BEGIN Excerpted records

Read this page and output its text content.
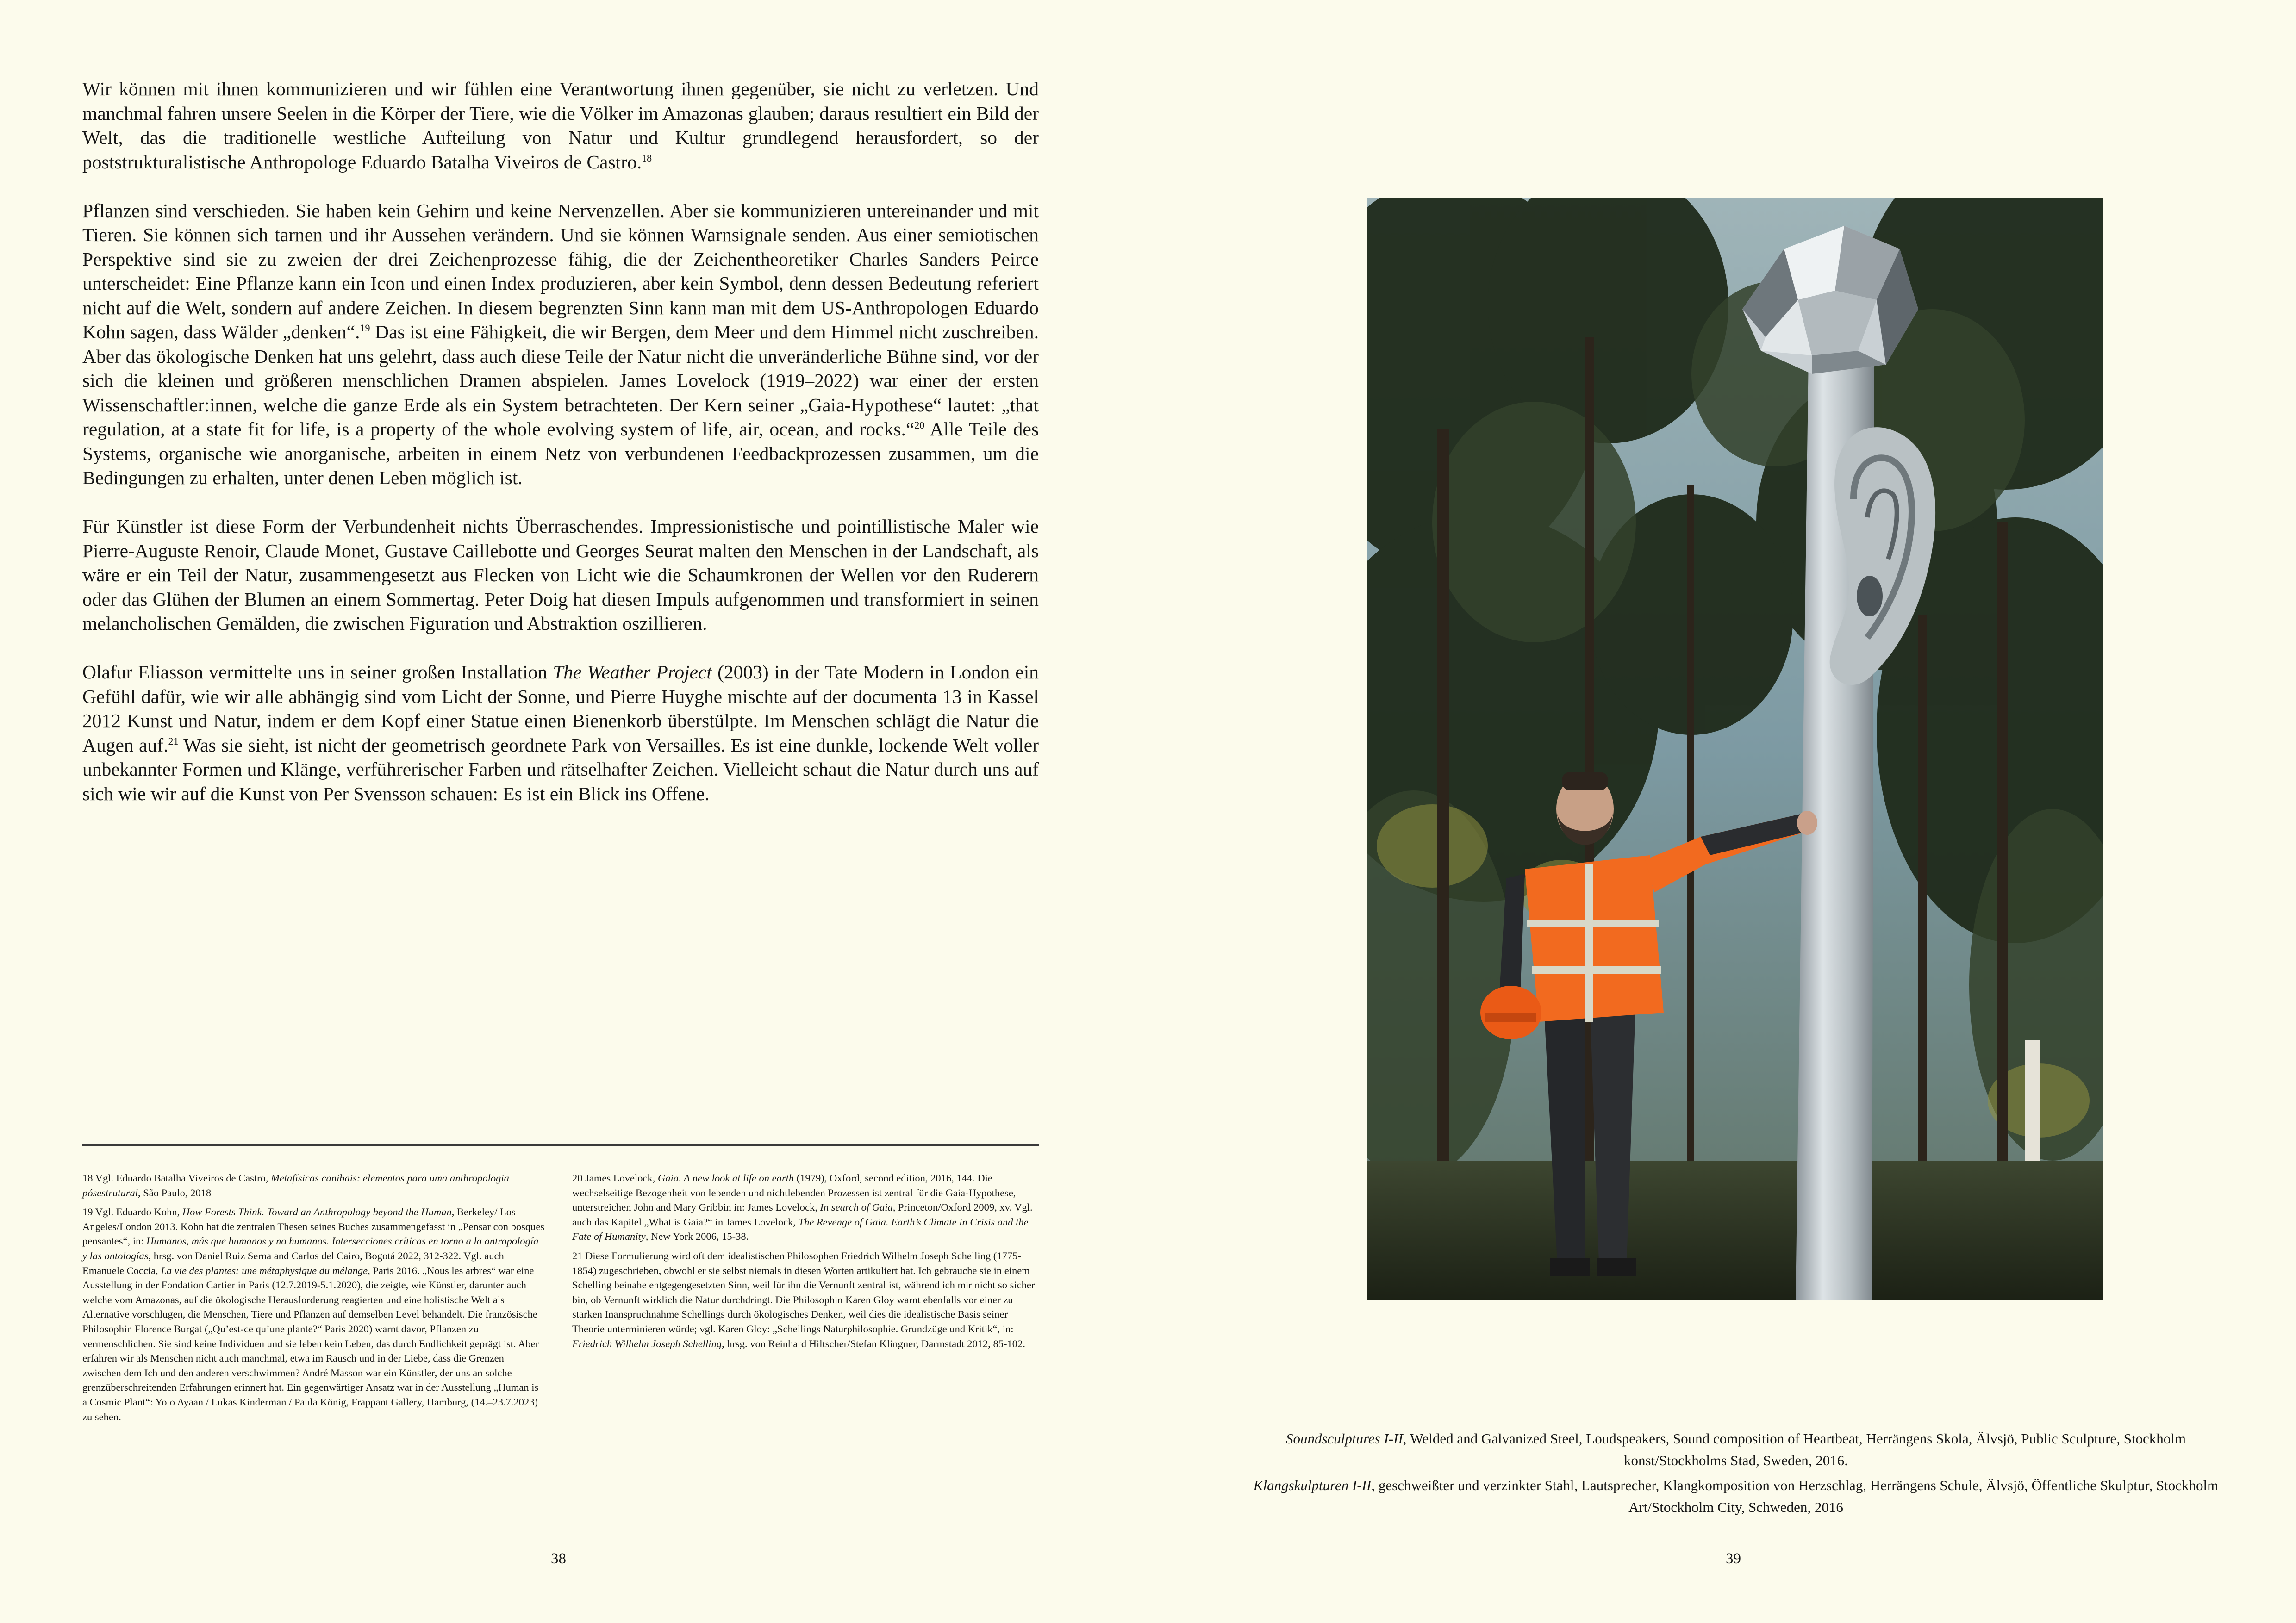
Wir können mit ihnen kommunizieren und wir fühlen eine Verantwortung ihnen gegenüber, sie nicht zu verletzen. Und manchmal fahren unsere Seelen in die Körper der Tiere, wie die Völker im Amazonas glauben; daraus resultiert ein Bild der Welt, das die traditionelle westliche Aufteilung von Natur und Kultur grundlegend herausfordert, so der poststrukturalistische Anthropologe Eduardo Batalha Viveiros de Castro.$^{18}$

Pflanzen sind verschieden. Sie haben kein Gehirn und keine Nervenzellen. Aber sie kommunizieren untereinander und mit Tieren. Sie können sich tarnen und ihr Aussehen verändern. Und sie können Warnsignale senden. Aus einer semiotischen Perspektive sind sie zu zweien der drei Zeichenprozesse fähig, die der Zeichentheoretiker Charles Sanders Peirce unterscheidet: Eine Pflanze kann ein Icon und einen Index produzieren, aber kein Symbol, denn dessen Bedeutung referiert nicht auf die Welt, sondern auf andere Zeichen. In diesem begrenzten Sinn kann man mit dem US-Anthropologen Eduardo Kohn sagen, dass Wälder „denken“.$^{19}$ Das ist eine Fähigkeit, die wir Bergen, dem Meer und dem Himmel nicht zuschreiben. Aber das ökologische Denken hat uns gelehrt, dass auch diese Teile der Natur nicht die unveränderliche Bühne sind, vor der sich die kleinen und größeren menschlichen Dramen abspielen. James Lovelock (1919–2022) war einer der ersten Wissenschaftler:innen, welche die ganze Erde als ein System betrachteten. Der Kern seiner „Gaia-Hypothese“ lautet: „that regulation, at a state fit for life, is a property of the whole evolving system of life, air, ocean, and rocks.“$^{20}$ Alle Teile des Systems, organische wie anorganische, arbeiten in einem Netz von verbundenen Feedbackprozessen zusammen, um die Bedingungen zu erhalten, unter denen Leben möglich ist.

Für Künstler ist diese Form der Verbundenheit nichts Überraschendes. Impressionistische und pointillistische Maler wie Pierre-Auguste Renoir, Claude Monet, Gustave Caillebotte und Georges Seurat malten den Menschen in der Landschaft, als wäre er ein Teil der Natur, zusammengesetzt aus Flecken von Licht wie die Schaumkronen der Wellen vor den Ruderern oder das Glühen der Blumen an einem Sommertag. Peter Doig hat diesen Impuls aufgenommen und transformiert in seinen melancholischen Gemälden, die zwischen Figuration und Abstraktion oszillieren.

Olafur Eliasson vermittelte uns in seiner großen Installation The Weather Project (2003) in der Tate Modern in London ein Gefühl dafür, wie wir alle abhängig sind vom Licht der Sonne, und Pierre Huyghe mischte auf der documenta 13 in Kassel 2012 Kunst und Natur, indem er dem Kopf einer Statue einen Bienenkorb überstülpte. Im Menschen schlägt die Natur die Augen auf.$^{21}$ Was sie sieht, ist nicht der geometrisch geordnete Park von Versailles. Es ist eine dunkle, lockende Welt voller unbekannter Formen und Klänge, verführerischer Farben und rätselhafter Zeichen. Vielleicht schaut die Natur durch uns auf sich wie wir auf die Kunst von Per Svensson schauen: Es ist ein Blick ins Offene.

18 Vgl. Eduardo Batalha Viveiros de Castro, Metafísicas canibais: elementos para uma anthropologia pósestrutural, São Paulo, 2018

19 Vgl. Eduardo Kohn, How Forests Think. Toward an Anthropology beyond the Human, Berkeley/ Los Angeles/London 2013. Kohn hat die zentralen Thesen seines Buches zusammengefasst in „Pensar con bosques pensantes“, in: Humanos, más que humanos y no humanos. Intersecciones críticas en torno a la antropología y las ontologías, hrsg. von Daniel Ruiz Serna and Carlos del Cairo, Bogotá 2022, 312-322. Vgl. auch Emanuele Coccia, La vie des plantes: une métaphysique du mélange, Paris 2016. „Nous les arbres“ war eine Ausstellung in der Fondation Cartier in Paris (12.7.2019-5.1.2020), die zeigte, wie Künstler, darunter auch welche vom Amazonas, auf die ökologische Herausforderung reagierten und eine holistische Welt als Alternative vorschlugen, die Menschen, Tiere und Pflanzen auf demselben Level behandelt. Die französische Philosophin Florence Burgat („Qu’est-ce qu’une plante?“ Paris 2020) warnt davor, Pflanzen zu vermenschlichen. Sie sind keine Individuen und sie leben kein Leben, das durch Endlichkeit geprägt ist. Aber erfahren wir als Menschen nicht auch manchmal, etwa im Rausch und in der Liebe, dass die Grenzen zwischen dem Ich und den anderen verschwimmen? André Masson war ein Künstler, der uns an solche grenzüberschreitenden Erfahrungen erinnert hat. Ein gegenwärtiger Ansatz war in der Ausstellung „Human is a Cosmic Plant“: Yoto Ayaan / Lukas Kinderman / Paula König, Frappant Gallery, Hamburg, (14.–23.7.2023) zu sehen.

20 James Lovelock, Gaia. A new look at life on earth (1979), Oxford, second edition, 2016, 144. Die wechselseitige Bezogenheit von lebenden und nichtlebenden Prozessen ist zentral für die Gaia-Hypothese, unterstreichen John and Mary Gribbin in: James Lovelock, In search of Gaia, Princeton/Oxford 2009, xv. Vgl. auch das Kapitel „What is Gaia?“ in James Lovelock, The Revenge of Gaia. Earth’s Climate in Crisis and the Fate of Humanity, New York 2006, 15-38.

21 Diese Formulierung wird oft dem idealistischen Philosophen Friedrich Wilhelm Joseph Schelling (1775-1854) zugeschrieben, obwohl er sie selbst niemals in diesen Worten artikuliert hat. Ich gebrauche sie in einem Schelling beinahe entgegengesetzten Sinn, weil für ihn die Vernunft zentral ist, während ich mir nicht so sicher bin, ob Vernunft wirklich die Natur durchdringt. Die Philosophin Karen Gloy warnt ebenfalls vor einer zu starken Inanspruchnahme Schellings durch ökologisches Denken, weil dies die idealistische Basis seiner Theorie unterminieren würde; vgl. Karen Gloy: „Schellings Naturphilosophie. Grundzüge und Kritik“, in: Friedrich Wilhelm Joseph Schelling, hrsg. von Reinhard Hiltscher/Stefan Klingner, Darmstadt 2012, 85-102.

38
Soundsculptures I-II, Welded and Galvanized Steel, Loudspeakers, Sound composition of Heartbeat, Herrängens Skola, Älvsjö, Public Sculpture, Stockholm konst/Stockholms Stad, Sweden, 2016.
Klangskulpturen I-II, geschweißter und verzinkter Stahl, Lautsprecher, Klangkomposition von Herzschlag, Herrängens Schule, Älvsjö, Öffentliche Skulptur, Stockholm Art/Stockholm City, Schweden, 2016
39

END Excerpted records

Whenever the string "Stockholm" turns up in a line above, copy that line out.

Soundsculptures I-II, Welded and Galvanized Steel, Loudspeakers, Sound composition of Heartbeat, Herrängens Skola, Älvsjö, Public Sculpture, Stockholm konst/Stockholms Stad, Sweden, 2016.
Klangskulpturen I-II, geschweißter und verzinkter Stahl, Lautsprecher, Klangkomposition von Herzschlag, Herrängens Schule, Älvsjö, Öffentliche Skulptur, Stockholm Art/Stockholm City, Schweden, 2016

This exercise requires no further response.